━━━━━ TEXTO FORNECIDO

Diretor-geral da OMC alerta senadores sobre desemprego estrutural

Sergio Vieira | 24/08/2017, 14h02

O diretor-geral da Organização Mundial de Comércio (OMC), o diplomata brasileiro Roberto Azevêdo, apresentou um diagnóstico do impacto da adoção de tecnologias no desemprego gerado no mundo durante audiência pública nesta quinta-feira (24) na Comissão de Relações Exteriores (CRE).

Segundo ele, 80% das perdas de postos de trabalho nas economias avançadas são ligados à inovação tecnológica. A avaliação é de que este fenômeno tende a ser ainda mais forte nos países em desenvolvimento, como o Brasil, provocando crises estruturais de desemprego.

Azevêdo informou que apresentou estes estudos, todos baseados em dados oficiais dos próprios países, durante encontro do G-20 na China em outubro do ano passado. Ele prevê que o quadro pode se agravar em nações como o Brasil, devido ao despreparo técnico-científico de boa parcela da população.

— Este tema ainda não é percebido como uma prioridade na agenda do país, mas não tenho nenhuma dúvida de que em breve estará. Quanto menos preparada estiver a mão de obra, mais ela será afetada e substituída pelo processo de inovação tecnológica, mesmo que esta mão de obra seja barata — advertiu.

O diretor-geral da OMC, o segundo na história da organização a ser reeleito para um novo mandato de 4 anos (iniciando em setembro), informou também ter deixado claro durante o encontro do G-20 que a eliminação de postos de trabalho devido a processos de inovação tecnológica é "irreversível e continuará se aprofundando". Informou ainda que o órgão trabalha em um novo documento oficial a ser apresentado ao G-20, com sugestões de medidas aos líderes.

Educação

Azevêdo disse que este novo estudo da OMC deverá ser concluído em breve, e conclamou inclusive os senadores para que se atenham a ele.

A organização deixa claro que não existe uma espécie de "receita tópica" que possa servir a todas as nações, devido às peculiaridades sócio-culturais de cada uma, mas há desafios que serão comuns a todas para que não sofram com o desemprego estrutural.

— Empregos estão sendo criados em outras áreas mais avançadas, o problema é esta demanda não ser preenchida por falta de recursos humanos preparados. A solução não é fácil e passa necessariamente por um esforço de Estado, envolvendo inclusive estratégias de planejamento por décadas, além de horizontes eleitorais — afirmou.

Essa estratégia de Estado, disse Azevêdo, passa por uma reformulação dos modelos educacionais e sociais, passando também pelo retreinamento da força de trabalho. Segundo os levantamentos da OMC, 2/3 das crianças que ingressam hoje no ensino fundamental trabalharão em profissões que ainda não foram criadas.

━━━━━━━━━━

→ TAREFA PROPOSTA 1: Reproduza fielmente o trecho do texto sobre a OMC e o desemprego que vai de "O diretor-geral da OMC, o" até "medidas aos líderes.", incluindo este último.
→ TAREFA PROPOSTA 2:
Com base no texto sobre a OMC e o desemprego, responda:
(a) Que percentual das perdas de postos de trabalho nas economias avançadas está ligado à inovação tecnológica?
(b) Em que país ocorreu o encontro do G-20 em que Azevêdo apresentou os estudos?
(c) Segundo os levantamentos da OMC, que fração das crianças que ingressam hoje no ensino fundamental trabalhará em profissões que ainda não foram criadas?
→ TAREFA PROPOSTA 3: Dê prosseguimento ao texto sobre a OMC e o desemprego a partir da última frase apresentada.

━━━━━ LINHAS DO CONJUNTO

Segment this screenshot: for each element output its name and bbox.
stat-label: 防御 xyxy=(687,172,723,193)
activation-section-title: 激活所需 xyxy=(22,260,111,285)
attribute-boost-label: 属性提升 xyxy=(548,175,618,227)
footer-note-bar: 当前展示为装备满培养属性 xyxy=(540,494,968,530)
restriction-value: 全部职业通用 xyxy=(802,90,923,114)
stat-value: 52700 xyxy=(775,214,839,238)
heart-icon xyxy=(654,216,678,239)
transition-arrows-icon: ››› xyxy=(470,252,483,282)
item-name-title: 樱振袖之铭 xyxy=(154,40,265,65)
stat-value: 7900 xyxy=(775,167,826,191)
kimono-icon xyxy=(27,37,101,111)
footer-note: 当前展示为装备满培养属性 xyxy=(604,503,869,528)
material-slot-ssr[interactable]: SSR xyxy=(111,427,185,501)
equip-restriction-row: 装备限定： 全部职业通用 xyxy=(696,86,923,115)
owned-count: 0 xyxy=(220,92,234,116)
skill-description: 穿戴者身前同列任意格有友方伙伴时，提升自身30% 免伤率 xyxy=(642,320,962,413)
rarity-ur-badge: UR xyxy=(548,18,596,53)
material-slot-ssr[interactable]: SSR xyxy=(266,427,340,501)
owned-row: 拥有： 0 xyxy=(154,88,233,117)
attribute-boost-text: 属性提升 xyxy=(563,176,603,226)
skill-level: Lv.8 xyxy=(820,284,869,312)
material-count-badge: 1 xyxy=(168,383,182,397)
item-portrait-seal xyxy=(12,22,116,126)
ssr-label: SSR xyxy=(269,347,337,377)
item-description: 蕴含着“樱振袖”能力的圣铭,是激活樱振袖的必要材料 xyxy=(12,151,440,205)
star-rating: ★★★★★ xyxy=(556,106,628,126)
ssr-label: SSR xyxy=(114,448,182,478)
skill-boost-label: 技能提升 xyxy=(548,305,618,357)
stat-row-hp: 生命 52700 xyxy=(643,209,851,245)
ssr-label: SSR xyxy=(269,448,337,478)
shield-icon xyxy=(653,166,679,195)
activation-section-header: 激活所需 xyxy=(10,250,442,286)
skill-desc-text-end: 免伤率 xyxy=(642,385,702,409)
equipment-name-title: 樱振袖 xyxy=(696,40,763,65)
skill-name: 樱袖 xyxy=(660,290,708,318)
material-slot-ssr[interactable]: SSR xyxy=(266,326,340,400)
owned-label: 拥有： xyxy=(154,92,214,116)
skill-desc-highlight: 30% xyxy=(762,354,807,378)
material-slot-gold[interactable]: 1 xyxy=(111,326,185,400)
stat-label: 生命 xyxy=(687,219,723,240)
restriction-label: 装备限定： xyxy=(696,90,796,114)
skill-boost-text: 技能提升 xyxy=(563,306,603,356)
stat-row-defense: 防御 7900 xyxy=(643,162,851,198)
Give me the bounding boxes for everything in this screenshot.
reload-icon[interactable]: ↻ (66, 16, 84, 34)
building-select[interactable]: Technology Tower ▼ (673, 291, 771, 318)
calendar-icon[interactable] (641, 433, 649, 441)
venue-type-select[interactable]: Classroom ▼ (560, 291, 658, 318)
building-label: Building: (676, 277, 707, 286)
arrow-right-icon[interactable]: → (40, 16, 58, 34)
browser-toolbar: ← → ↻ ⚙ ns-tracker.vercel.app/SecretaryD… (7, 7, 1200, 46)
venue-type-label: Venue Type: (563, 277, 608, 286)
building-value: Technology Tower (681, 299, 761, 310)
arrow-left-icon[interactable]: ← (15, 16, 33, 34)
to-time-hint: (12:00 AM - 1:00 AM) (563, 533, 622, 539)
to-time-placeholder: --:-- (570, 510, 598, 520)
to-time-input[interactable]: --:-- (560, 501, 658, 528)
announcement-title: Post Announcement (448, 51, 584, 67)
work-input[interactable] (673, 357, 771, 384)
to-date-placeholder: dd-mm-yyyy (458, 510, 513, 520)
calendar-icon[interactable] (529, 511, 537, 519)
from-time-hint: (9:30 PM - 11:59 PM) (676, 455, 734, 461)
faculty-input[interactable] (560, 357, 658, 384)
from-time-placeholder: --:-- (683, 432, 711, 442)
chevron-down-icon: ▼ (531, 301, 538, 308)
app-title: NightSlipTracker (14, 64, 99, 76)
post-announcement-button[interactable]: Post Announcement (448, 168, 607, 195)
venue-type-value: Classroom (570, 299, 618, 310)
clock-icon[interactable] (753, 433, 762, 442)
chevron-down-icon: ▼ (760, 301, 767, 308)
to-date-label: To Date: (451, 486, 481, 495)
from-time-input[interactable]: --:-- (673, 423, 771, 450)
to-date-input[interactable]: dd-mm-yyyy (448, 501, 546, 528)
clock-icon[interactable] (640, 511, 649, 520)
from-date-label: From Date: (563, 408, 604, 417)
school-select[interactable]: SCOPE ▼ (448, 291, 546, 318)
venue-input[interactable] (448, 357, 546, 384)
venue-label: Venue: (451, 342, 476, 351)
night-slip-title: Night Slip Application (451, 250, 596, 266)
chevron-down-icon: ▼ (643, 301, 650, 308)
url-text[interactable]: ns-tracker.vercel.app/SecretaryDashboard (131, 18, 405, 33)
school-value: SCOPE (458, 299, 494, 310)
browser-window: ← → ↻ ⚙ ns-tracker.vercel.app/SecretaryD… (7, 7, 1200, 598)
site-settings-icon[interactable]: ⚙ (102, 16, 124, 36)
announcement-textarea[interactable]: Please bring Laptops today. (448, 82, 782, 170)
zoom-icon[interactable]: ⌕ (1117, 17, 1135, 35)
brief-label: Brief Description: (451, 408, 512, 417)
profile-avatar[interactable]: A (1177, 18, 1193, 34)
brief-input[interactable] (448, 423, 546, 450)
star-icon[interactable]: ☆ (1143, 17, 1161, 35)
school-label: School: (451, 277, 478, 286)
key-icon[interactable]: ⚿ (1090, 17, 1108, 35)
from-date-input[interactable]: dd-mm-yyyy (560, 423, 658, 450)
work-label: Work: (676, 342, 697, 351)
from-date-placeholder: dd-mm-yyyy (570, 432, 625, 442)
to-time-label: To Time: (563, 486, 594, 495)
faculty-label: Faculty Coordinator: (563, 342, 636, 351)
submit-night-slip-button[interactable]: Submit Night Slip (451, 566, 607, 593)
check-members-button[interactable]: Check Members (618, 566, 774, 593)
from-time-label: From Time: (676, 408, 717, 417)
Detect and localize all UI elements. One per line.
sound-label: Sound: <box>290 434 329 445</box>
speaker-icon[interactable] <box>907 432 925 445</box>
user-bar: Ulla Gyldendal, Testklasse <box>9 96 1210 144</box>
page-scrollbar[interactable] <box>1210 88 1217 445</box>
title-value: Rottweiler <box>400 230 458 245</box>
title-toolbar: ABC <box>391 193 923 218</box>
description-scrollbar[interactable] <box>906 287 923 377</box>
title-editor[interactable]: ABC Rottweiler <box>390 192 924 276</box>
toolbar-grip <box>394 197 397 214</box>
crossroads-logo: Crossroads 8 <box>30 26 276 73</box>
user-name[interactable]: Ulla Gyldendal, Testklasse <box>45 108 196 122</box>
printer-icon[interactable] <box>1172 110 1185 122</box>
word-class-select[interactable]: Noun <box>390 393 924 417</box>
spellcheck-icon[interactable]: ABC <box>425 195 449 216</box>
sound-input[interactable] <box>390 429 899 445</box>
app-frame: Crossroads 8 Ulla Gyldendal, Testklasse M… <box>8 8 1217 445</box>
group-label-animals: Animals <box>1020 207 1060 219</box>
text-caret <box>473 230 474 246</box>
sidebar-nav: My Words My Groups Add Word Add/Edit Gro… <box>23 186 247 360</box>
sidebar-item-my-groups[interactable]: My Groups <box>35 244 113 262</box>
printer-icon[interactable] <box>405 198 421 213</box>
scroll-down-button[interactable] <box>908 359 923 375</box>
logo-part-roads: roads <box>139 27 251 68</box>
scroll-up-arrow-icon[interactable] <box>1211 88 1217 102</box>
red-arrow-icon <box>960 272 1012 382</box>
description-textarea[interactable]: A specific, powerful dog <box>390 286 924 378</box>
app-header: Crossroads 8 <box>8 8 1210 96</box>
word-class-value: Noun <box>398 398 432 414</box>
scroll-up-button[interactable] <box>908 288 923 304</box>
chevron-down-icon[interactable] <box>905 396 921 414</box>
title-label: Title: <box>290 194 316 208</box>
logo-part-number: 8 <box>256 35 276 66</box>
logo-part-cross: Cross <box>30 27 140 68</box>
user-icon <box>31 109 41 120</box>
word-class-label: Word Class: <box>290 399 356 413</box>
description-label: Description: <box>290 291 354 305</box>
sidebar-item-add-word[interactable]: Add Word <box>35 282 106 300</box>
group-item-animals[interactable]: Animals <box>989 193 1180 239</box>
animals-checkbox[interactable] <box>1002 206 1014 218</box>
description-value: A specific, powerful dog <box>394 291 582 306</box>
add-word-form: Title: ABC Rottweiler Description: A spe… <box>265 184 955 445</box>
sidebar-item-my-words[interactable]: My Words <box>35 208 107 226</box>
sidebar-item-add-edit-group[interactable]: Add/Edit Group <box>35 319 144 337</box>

━━━━━━━━━━

→ RESPOSTA FINAL 1:
O diretor-geral da OMC, o segundo na história da organização a ser reeleito para um novo mandato de 4 anos (iniciando em setembro), informou também ter deixado claro durante o encontro do G-20 que a eliminação de postos de trabalho devido a processos de inovação tecnológica é "irreversível e continuará se aprofundando". Informou ainda que o órgão trabalha em um novo documento oficial a ser apresentado ao G-20, com sugestões de medidas aos líderes.

→ RESPOSTA FINAL 2:
(a) 80%.
(b) Na China.
(c) 2/3.

→ RESPOSTA FINAL 3:
— É necessário desenvolver um modelo educacional que prepare sua força de trabalho para uma indústria de serviços e de produção que não é mais a do século XX. Saber ler e escrever é o mínimo do mínimo, é necessário um processo educativo muito mais sofisticado, envolvendo a interação com a computação, a tecnologia de softwares e o desenvolvimento de maquinário — advertiu.

China

Em resposta a Cristovam Buarque (PPS-DF), Azevêdo chamou a atenção para a China, que no seu entender é uma nação que já vem transitando para este novo modelo.

O diplomata avalia que boa parte do mundo ainda analisa a explosão do crescimento chinês como umbilicalmente ligada à mão de obra abundante e barata, mas que isto é hoje "apenas parte da resposta, e mais ligada ao início do processo", e que hoje o país já transita decidido para uma economia baseada em alta tecnologia.

— Há um apoio governamental muito forte por trás desta nova estratégia, que merece ser estudada com profundidade, sem os mitos do passado. Os salários na China estão crescendo, tanto que boa parte da indústria mais baseada em mão de obra barata já vem optando por outras nações da Ásia — disse.

Azevêdo reconheceu que o modelo chinês é "sui generis", por misturar estratégias típicas do socialismo com o capitalismo, porém "funciona". E reconheceu que a intervenção estatal nestas estratégias de desenvolvimento também leva a muitos questionamentos em fóruns internacionais, devido ao fato de muitos países entenderem que a China provoca distorções no mercado.

Ainda sobre o país asiático, Cristovam disse preocupar-se com os investimentos chineses na produção de soja em países africanos, que poderão no futuro prejudicar fortemente as exportações brasileiras deste produto.

Agência Senado (Reprodução autorizada mediante citação da Agência Senado)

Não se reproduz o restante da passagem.